Type every record exactly as it appears.

── Exercise data

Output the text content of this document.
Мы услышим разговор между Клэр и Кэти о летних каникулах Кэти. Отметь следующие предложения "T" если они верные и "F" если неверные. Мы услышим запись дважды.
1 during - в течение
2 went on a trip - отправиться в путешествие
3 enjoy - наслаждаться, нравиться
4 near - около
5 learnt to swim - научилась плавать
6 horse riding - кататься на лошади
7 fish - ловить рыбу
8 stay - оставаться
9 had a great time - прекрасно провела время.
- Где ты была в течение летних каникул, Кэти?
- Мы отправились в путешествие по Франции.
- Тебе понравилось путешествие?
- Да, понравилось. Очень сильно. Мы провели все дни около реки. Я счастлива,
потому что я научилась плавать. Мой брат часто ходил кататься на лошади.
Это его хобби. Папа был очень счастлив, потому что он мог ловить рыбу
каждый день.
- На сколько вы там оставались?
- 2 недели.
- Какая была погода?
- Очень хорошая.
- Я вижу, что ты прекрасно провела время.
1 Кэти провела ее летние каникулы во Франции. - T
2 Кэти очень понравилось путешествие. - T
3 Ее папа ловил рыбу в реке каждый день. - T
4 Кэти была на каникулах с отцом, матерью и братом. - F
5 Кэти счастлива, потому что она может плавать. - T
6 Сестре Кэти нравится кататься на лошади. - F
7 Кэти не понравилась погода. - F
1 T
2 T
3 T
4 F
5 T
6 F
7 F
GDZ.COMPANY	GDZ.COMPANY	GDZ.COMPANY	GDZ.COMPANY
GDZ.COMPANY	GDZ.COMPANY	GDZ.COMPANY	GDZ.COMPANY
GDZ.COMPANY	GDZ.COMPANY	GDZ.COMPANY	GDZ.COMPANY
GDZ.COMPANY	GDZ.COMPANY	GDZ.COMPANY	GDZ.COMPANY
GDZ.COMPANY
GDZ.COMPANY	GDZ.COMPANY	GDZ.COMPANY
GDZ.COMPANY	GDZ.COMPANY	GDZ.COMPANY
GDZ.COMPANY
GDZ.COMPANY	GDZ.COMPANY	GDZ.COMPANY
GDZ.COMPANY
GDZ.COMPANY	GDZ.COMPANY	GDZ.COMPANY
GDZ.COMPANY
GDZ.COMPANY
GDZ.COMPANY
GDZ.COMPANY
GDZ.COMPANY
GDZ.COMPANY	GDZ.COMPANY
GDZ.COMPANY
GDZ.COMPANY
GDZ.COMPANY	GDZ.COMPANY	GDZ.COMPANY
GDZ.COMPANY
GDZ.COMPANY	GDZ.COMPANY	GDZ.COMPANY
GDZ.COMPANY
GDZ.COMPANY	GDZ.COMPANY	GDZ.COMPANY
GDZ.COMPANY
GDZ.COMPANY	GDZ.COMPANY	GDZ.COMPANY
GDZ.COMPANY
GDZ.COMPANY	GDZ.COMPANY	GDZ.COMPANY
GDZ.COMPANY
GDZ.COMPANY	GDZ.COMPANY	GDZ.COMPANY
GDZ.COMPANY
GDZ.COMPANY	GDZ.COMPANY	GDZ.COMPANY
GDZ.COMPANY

────

Result:
Output the text content of this document.
Мы услышим разговор между Клэр и Кэти о летних каникулах Кэти. Отметь следующие предложения "T" если они верные и "F" если неверные. Мы услышим запись дважды.
1 during - в течение
2 went on a trip - отправиться в путешествие
3 enjoy - наслаждаться, нравиться
4 near - около
5 learnt to swim - научилась плавать
6 horse riding - кататься на лошади
7 fish - ловить рыбу
8 stay - оставаться
9 had a great time - прекрасно провела время.
- Где ты была в течение летних каникул, Кэти?
- Мы отправились в путешествие по Франции.
- Тебе понравилось путешествие?
- Да, понравилось. Очень сильно. Мы провели все дни около реки. Я счастлива,
потому что я научилась плавать. Мой брат часто ходил кататься на лошади.
Это его хобби. Папа был очень счастлив, потому что он мог ловить рыбу
каждый день.
- На сколько вы там оставались?
- 2 недели.
- Какая была погода?
- Очень хорошая.
- Я вижу, что ты прекрасно провела время.
1 Кэти провела ее летние каникулы во Франции. - T
2 Кэти очень понравилось путешествие. - T
3 Ее папа ловил рыбу в реке каждый день. - T
4 Кэти была на каникулах с отцом, матерью и братом. - F
5 Кэти счастлива, потому что она может плавать. - T
6 Сестре Кэти нравится кататься на лошади. - F
7 Кэти не понравилась погода. - F
1 T
2 T
3 T
4 F
5 T
6 F
7 F
GDZ.COMPANY	GDZ.COMPANY	GDZ.COMPANY	GDZ.COMPANY
GDZ.COMPANY	GDZ.COMPANY	GDZ.COMPANY	GDZ.COMPANY
GDZ.COMPANY	GDZ.COMPANY	GDZ.COMPANY	GDZ.COMPANY
GDZ.COMPANY	GDZ.COMPANY	GDZ.COMPANY	GDZ.COMPANY
GDZ.COMPANY
GDZ.COMPANY	GDZ.COMPANY	GDZ.COMPANY
GDZ.COMPANY	GDZ.COMPANY	GDZ.COMPANY
GDZ.COMPANY
GDZ.COMPANY	GDZ.COMPANY	GDZ.COMPANY
GDZ.COMPANY
GDZ.COMPANY	GDZ.COMPANY	GDZ.COMPANY
GDZ.COMPANY
GDZ.COMPANY
GDZ.COMPANY
GDZ.COMPANY
GDZ.COMPANY
GDZ.COMPANY	GDZ.COMPANY
GDZ.COMPANY
GDZ.COMPANY
GDZ.COMPANY	GDZ.COMPANY	GDZ.COMPANY
GDZ.COMPANY
GDZ.COMPANY	GDZ.COMPANY	GDZ.COMPANY
GDZ.COMPANY
GDZ.COMPANY	GDZ.COMPANY	GDZ.COMPANY
GDZ.COMPANY
GDZ.COMPANY	GDZ.COMPANY	GDZ.COMPANY
GDZ.COMPANY
GDZ.COMPANY	GDZ.COMPANY	GDZ.COMPANY
GDZ.COMPANY
GDZ.COMPANY	GDZ.COMPANY	GDZ.COMPANY
GDZ.COMPANY
GDZ.COMPANY	GDZ.COMPANY	GDZ.COMPANY
GDZ.COMPANY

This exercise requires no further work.